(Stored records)
BEGIN

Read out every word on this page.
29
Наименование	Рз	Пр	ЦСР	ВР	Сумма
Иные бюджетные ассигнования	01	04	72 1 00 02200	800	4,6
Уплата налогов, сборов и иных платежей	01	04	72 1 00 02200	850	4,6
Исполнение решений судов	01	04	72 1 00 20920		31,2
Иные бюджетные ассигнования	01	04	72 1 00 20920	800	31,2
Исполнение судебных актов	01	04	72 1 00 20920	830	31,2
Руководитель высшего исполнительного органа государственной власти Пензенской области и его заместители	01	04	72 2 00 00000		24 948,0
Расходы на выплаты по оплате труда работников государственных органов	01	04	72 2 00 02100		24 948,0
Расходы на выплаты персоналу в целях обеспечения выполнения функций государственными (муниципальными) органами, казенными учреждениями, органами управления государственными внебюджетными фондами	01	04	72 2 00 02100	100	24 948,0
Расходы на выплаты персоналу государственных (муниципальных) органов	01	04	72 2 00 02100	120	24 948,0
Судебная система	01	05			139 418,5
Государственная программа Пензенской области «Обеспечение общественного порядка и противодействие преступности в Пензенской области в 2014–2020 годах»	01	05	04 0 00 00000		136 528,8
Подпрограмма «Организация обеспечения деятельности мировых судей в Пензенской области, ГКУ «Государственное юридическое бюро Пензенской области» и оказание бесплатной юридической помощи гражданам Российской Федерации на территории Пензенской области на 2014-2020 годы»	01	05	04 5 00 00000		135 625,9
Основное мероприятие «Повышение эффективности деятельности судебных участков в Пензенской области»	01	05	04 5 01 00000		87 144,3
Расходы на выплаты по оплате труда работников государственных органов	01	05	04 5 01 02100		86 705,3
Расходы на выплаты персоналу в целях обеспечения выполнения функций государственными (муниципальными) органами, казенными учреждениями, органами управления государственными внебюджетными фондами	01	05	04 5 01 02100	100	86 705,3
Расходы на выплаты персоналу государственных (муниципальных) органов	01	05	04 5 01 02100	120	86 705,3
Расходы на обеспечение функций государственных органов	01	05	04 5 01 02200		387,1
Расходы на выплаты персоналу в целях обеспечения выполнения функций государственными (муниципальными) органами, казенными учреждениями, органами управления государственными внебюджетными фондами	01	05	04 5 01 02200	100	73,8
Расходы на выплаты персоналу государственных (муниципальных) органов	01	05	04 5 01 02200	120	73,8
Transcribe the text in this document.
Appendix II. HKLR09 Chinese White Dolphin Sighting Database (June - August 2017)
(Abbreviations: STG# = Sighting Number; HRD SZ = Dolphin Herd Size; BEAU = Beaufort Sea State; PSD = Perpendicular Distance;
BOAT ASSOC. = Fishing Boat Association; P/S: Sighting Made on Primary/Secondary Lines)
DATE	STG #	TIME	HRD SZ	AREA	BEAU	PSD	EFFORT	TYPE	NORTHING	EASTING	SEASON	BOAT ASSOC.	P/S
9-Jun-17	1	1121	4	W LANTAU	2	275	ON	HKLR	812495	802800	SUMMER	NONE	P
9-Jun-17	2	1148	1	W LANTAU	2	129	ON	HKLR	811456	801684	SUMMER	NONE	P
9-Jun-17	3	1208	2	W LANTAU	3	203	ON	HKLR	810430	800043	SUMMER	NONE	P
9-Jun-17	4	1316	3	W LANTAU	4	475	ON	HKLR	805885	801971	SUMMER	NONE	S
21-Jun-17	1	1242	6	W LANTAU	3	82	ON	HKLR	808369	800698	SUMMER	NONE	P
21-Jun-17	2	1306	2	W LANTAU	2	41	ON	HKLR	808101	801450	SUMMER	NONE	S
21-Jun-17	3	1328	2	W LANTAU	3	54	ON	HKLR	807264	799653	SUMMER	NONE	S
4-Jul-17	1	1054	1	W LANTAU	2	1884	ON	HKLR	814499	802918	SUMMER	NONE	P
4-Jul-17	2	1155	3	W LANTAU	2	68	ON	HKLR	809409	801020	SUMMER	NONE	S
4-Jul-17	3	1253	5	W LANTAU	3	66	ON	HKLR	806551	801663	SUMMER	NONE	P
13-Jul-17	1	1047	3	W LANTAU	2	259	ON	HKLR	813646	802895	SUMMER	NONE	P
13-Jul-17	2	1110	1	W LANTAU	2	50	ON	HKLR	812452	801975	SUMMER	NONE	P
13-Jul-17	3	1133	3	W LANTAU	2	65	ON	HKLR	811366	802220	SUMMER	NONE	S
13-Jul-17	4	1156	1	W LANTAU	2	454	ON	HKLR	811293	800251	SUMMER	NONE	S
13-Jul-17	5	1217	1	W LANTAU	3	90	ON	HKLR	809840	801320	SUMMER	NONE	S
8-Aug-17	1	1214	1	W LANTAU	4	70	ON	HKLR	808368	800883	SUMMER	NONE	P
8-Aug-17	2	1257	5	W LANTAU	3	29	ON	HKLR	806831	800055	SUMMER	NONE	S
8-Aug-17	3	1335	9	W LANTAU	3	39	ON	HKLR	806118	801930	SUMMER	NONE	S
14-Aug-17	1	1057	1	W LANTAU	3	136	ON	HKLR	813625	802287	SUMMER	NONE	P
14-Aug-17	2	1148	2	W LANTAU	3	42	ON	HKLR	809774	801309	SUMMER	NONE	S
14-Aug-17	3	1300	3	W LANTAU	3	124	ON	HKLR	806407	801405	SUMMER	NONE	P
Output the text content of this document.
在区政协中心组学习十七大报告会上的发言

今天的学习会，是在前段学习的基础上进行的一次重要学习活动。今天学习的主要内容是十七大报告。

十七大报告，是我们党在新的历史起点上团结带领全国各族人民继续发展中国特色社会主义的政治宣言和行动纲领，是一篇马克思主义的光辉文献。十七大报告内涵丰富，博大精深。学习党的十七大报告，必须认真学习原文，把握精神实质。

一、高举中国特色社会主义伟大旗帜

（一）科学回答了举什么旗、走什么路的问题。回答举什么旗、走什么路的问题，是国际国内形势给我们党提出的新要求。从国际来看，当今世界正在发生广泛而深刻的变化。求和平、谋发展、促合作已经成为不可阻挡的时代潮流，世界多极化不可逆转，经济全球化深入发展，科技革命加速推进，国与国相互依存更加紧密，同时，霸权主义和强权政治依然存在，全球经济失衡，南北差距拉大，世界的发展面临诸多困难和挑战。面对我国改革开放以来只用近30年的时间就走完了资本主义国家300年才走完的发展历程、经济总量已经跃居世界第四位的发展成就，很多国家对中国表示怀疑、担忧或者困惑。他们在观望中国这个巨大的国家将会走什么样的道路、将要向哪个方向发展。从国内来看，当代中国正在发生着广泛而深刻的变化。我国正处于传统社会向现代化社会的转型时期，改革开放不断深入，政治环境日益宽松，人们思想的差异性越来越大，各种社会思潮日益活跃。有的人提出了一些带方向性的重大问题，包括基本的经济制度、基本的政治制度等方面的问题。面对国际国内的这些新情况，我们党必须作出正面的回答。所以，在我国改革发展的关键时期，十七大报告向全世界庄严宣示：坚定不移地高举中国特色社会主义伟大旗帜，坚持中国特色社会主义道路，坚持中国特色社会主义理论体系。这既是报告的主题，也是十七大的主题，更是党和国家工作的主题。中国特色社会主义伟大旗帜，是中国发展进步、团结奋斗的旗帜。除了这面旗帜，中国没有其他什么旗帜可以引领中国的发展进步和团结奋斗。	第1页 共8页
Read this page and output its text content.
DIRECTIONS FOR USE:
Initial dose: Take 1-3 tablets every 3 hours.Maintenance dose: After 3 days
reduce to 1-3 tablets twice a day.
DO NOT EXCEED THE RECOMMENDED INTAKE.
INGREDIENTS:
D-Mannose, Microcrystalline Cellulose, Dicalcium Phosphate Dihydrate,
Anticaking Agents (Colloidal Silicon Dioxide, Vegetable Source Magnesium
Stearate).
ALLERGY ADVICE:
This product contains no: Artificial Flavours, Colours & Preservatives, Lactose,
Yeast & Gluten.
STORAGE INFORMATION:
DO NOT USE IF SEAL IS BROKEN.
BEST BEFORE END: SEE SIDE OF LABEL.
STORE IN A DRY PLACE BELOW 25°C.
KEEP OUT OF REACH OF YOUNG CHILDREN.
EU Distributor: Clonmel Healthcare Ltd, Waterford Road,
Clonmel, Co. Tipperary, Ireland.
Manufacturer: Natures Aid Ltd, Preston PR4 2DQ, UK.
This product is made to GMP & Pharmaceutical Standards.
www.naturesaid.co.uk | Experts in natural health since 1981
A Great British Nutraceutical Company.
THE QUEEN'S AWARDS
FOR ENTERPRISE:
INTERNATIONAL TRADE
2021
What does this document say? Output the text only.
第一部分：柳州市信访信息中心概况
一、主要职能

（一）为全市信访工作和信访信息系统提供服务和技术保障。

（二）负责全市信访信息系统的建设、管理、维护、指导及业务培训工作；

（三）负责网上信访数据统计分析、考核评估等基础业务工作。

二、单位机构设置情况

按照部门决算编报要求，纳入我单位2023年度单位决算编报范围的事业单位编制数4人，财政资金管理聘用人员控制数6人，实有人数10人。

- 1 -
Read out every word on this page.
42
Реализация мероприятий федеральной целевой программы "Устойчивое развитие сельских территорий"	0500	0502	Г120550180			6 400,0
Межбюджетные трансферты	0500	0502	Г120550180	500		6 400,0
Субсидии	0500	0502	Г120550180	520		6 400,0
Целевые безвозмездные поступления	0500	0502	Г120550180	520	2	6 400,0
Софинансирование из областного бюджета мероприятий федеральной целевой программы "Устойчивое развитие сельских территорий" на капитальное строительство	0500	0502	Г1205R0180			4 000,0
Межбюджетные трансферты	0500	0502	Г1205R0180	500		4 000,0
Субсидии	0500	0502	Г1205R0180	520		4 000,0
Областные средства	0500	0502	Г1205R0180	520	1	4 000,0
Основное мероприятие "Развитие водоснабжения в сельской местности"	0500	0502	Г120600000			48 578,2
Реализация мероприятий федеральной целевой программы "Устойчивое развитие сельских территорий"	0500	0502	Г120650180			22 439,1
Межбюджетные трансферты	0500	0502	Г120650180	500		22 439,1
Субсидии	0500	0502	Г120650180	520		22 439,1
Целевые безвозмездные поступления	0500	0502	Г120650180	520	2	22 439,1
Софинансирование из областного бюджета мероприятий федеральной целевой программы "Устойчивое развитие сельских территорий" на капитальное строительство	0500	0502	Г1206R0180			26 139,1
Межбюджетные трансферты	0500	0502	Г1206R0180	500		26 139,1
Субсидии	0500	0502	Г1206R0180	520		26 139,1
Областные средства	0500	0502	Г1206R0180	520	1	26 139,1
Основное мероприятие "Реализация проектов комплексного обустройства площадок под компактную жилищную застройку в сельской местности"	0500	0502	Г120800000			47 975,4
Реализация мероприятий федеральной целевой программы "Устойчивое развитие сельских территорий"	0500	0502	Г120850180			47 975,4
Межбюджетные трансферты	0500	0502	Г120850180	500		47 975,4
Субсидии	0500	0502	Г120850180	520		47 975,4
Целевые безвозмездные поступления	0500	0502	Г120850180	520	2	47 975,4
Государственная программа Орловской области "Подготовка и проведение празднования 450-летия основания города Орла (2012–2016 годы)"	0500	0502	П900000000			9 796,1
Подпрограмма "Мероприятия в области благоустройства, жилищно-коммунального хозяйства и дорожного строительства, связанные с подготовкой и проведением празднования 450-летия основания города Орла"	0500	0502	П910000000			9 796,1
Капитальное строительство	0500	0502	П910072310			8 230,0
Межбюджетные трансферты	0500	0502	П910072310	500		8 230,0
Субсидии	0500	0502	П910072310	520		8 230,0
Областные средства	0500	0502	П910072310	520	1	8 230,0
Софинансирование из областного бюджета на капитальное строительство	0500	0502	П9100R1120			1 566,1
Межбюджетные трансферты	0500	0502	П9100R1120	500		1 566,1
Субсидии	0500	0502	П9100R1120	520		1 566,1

END

PROBLEM
Filter the entries down to the lines with the word "муниципальных" in them.

EXERCISE OUTPUT
Расходы на выплаты персоналу государственных (муниципальных) органов	01	04	72 2 00 02100	120	24 948,0
Расходы на выплаты персоналу государственных (муниципальных) органов	01	05	04 5 01 02100	120	86 705,3
Расходы на выплаты персоналу государственных (муниципальных) органов	01	05	04 5 01 02200	120	73,8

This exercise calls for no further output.